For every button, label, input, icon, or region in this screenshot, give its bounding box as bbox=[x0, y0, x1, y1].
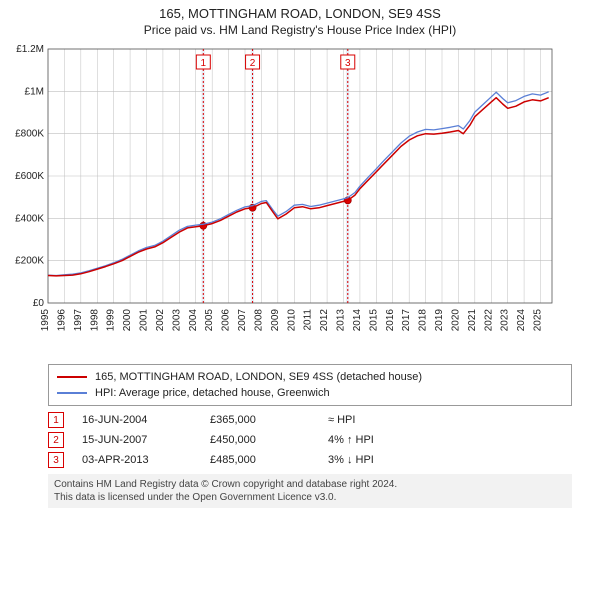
svg-text:2016: 2016 bbox=[385, 309, 396, 332]
svg-text:2014: 2014 bbox=[352, 309, 363, 332]
event-date-2: 15-JUN-2007 bbox=[82, 434, 192, 446]
svg-text:£200K: £200K bbox=[15, 256, 44, 267]
event-price-1: £365,000 bbox=[210, 414, 310, 426]
footnote-line-2: This data is licensed under the Open Gov… bbox=[54, 491, 566, 504]
legend-row-hpi: HPI: Average price, detached house, Gree… bbox=[57, 385, 563, 401]
svg-text:£0: £0 bbox=[33, 298, 45, 309]
legend-label-property: 165, MOTTINGHAM ROAD, LONDON, SE9 4SS (d… bbox=[95, 369, 422, 385]
events-table: 1 16-JUN-2004 £365,000 ≈ HPI 2 15-JUN-20… bbox=[48, 412, 572, 468]
svg-text:2018: 2018 bbox=[418, 309, 429, 332]
svg-text:£1.2M: £1.2M bbox=[16, 44, 44, 55]
event-badge-1: 1 bbox=[48, 412, 64, 428]
event-row-3: 3 03-APR-2013 £485,000 3% ↓ HPI bbox=[48, 452, 572, 468]
event-badge-2: 2 bbox=[48, 432, 64, 448]
price-chart: £0 £200K £400K £600K £800K £1M £1.2M 1995 1996 19… bbox=[0, 41, 600, 356]
page-title: 165, MOTTINGHAM ROAD, LONDON, SE9 4SS bbox=[0, 6, 600, 21]
event-price-2: £450,000 bbox=[210, 434, 310, 446]
svg-text:£600K: £600K bbox=[15, 171, 44, 182]
svg-text:2008: 2008 bbox=[253, 309, 264, 332]
event-row-2: 2 15-JUN-2007 £450,000 4% ↑ HPI bbox=[48, 432, 572, 448]
svg-text:2015: 2015 bbox=[368, 309, 379, 332]
svg-text:3: 3 bbox=[345, 58, 351, 69]
event-date-3: 03-APR-2013 bbox=[82, 454, 192, 466]
svg-text:1999: 1999 bbox=[106, 309, 117, 332]
svg-text:2005: 2005 bbox=[204, 309, 215, 332]
svg-text:£400K: £400K bbox=[15, 213, 44, 224]
svg-text:1996: 1996 bbox=[56, 309, 67, 332]
svg-text:2024: 2024 bbox=[516, 309, 527, 332]
legend-swatch-hpi bbox=[57, 392, 87, 394]
event-rel-1: ≈ HPI bbox=[328, 414, 408, 426]
svg-text:2023: 2023 bbox=[500, 309, 511, 332]
svg-text:2020: 2020 bbox=[450, 309, 461, 332]
footnote-line-1: Contains HM Land Registry data © Crown c… bbox=[54, 478, 566, 491]
svg-text:2006: 2006 bbox=[221, 309, 232, 332]
svg-text:2004: 2004 bbox=[188, 309, 199, 332]
svg-text:1997: 1997 bbox=[73, 309, 84, 332]
svg-text:2017: 2017 bbox=[401, 309, 412, 332]
svg-text:1998: 1998 bbox=[89, 309, 100, 332]
legend-box: 165, MOTTINGHAM ROAD, LONDON, SE9 4SS (d… bbox=[48, 364, 572, 406]
svg-text:2010: 2010 bbox=[286, 309, 297, 332]
svg-text:2000: 2000 bbox=[122, 309, 133, 332]
svg-text:2019: 2019 bbox=[434, 309, 445, 332]
chart-svg: £0 £200K £400K £600K £800K £1M £1.2M 1995 1996 19… bbox=[0, 41, 560, 351]
legend-swatch-property bbox=[57, 376, 87, 378]
event-rel-3: 3% ↓ HPI bbox=[328, 454, 408, 466]
svg-text:2011: 2011 bbox=[303, 309, 314, 331]
footnote: Contains HM Land Registry data © Crown c… bbox=[48, 474, 572, 508]
svg-text:£800K: £800K bbox=[15, 129, 44, 140]
page-subtitle: Price paid vs. HM Land Registry's House … bbox=[0, 23, 600, 37]
svg-text:2013: 2013 bbox=[336, 309, 347, 332]
svg-text:2012: 2012 bbox=[319, 309, 330, 332]
svg-text:£1M: £1M bbox=[25, 86, 44, 97]
svg-text:2003: 2003 bbox=[171, 309, 182, 332]
svg-text:2009: 2009 bbox=[270, 309, 281, 332]
legend-label-hpi: HPI: Average price, detached house, Gree… bbox=[95, 385, 330, 401]
svg-text:2001: 2001 bbox=[139, 309, 150, 332]
svg-text:1: 1 bbox=[201, 58, 207, 69]
event-price-3: £485,000 bbox=[210, 454, 310, 466]
svg-text:2025: 2025 bbox=[533, 309, 544, 332]
legend-row-property: 165, MOTTINGHAM ROAD, LONDON, SE9 4SS (d… bbox=[57, 369, 563, 385]
svg-text:2: 2 bbox=[250, 58, 256, 69]
event-row-1: 1 16-JUN-2004 £365,000 ≈ HPI bbox=[48, 412, 572, 428]
svg-text:2022: 2022 bbox=[483, 309, 494, 332]
event-date-1: 16-JUN-2004 bbox=[82, 414, 192, 426]
event-badge-3: 3 bbox=[48, 452, 64, 468]
svg-text:2007: 2007 bbox=[237, 309, 248, 332]
svg-text:2021: 2021 bbox=[467, 309, 478, 332]
event-rel-2: 4% ↑ HPI bbox=[328, 434, 408, 446]
svg-text:2002: 2002 bbox=[155, 309, 166, 332]
svg-text:1995: 1995 bbox=[40, 309, 51, 332]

************

> [Task directions]: Copy out every line of the records above without any changes, but leave the pictures out of your answer.

> [Output]:
For every button, label, input, icon, or region in this screenshot, give its bounding box as bbox=[x0, y0, x1, y1].
svg-text:2016: 2016 bbox=[385, 309, 396, 332]
svg-text:2014: 2014 bbox=[352, 309, 363, 332]
event-date-2: 15-JUN-2007 bbox=[82, 434, 192, 446]
svg-text:£200K: £200K bbox=[15, 256, 44, 267]
event-price-1: £365,000 bbox=[210, 414, 310, 426]
footnote-line-2: This data is licensed under the Open Gov… bbox=[54, 491, 566, 504]
legend-row-hpi: HPI: Average price, detached house, Gree… bbox=[57, 385, 563, 401]
svg-text:£0: £0 bbox=[33, 298, 45, 309]
legend-label-property: 165, MOTTINGHAM ROAD, LONDON, SE9 4SS (d… bbox=[95, 369, 422, 385]
events-table: 1 16-JUN-2004 £365,000 ≈ HPI 2 15-JUN-20… bbox=[48, 412, 572, 468]
svg-text:2018: 2018 bbox=[418, 309, 429, 332]
svg-text:£1.2M: £1.2M bbox=[16, 44, 44, 55]
event-badge-1: 1 bbox=[48, 412, 64, 428]
event-row-3: 3 03-APR-2013 £485,000 3% ↓ HPI bbox=[48, 452, 572, 468]
event-badge-2: 2 bbox=[48, 432, 64, 448]
price-chart: £0 £200K £400K £600K £800K £1M £1.2M 1995 1996 19… bbox=[0, 41, 600, 356]
page-title: 165, MOTTINGHAM ROAD, LONDON, SE9 4SS bbox=[0, 6, 600, 21]
event-price-2: £450,000 bbox=[210, 434, 310, 446]
svg-text:£600K: £600K bbox=[15, 171, 44, 182]
svg-text:2008: 2008 bbox=[253, 309, 264, 332]
event-row-2: 2 15-JUN-2007 £450,000 4% ↑ HPI bbox=[48, 432, 572, 448]
svg-text:2015: 2015 bbox=[368, 309, 379, 332]
svg-text:3: 3 bbox=[345, 58, 351, 69]
event-date-3: 03-APR-2013 bbox=[82, 454, 192, 466]
svg-text:1999: 1999 bbox=[106, 309, 117, 332]
svg-text:2005: 2005 bbox=[204, 309, 215, 332]
svg-text:£400K: £400K bbox=[15, 213, 44, 224]
svg-text:1996: 1996 bbox=[56, 309, 67, 332]
svg-text:2024: 2024 bbox=[516, 309, 527, 332]
legend-swatch-hpi bbox=[57, 392, 87, 394]
event-rel-1: ≈ HPI bbox=[328, 414, 408, 426]
svg-text:2023: 2023 bbox=[500, 309, 511, 332]
svg-text:2020: 2020 bbox=[450, 309, 461, 332]
footnote-line-1: Contains HM Land Registry data © Crown c… bbox=[54, 478, 566, 491]
svg-text:2006: 2006 bbox=[221, 309, 232, 332]
svg-text:2004: 2004 bbox=[188, 309, 199, 332]
svg-text:1997: 1997 bbox=[73, 309, 84, 332]
svg-text:2017: 2017 bbox=[401, 309, 412, 332]
svg-text:1998: 1998 bbox=[89, 309, 100, 332]
legend-box: 165, MOTTINGHAM ROAD, LONDON, SE9 4SS (d… bbox=[48, 364, 572, 406]
svg-text:2010: 2010 bbox=[286, 309, 297, 332]
svg-text:2000: 2000 bbox=[122, 309, 133, 332]
svg-text:2019: 2019 bbox=[434, 309, 445, 332]
chart-svg: £0 £200K £400K £600K £800K £1M £1.2M 1995 1996 19… bbox=[0, 41, 560, 351]
legend-swatch-property bbox=[57, 376, 87, 378]
event-rel-3: 3% ↓ HPI bbox=[328, 454, 408, 466]
svg-text:2011: 2011 bbox=[303, 309, 314, 331]
footnote: Contains HM Land Registry data © Crown c… bbox=[48, 474, 572, 508]
svg-text:£800K: £800K bbox=[15, 129, 44, 140]
page-subtitle: Price paid vs. HM Land Registry's House … bbox=[0, 23, 600, 37]
svg-text:2013: 2013 bbox=[336, 309, 347, 332]
svg-text:2012: 2012 bbox=[319, 309, 330, 332]
svg-text:£1M: £1M bbox=[25, 86, 44, 97]
svg-text:2003: 2003 bbox=[171, 309, 182, 332]
svg-text:2009: 2009 bbox=[270, 309, 281, 332]
legend-label-hpi: HPI: Average price, detached house, Gree… bbox=[95, 385, 330, 401]
svg-text:2001: 2001 bbox=[139, 309, 150, 332]
svg-text:1: 1 bbox=[201, 58, 207, 69]
event-price-3: £485,000 bbox=[210, 454, 310, 466]
svg-text:2025: 2025 bbox=[533, 309, 544, 332]
legend-row-property: 165, MOTTINGHAM ROAD, LONDON, SE9 4SS (d… bbox=[57, 369, 563, 385]
svg-text:2: 2 bbox=[250, 58, 256, 69]
event-row-1: 1 16-JUN-2004 £365,000 ≈ HPI bbox=[48, 412, 572, 428]
svg-text:2022: 2022 bbox=[483, 309, 494, 332]
event-date-1: 16-JUN-2004 bbox=[82, 414, 192, 426]
event-badge-3: 3 bbox=[48, 452, 64, 468]
svg-text:2007: 2007 bbox=[237, 309, 248, 332]
svg-text:2021: 2021 bbox=[467, 309, 478, 332]
event-rel-2: 4% ↑ HPI bbox=[328, 434, 408, 446]
svg-text:2002: 2002 bbox=[155, 309, 166, 332]
svg-text:1995: 1995 bbox=[40, 309, 51, 332]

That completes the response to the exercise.